◆ What you need to do: Find every line in the records below that contains the word "JSON", and copy each such line.

• • • • •

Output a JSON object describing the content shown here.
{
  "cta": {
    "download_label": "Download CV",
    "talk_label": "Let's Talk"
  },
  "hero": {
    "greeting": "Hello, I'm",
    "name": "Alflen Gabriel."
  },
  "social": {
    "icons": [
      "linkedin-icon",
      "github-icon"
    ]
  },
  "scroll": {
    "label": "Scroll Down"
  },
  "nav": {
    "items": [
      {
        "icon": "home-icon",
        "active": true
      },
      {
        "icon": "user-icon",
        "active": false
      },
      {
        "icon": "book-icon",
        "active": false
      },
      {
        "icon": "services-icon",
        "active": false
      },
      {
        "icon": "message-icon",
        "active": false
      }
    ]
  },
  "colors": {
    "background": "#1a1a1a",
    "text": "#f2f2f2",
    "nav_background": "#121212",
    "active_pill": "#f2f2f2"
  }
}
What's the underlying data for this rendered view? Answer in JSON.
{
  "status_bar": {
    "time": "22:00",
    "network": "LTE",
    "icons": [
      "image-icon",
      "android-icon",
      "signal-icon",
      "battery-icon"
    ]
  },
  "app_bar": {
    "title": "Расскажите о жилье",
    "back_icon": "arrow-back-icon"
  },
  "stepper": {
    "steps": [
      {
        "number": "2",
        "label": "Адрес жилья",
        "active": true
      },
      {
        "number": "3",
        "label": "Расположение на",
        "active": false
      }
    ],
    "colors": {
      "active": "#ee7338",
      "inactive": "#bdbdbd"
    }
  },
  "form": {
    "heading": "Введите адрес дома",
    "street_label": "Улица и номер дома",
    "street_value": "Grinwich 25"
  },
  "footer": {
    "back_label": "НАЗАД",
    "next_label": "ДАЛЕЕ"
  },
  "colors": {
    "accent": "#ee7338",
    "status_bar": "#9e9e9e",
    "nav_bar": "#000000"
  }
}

• • • • •

◆ Answer to the exercise:
Output a JSON object describing the content shown here.
What's the underlying data for this rendered view? Answer in JSON.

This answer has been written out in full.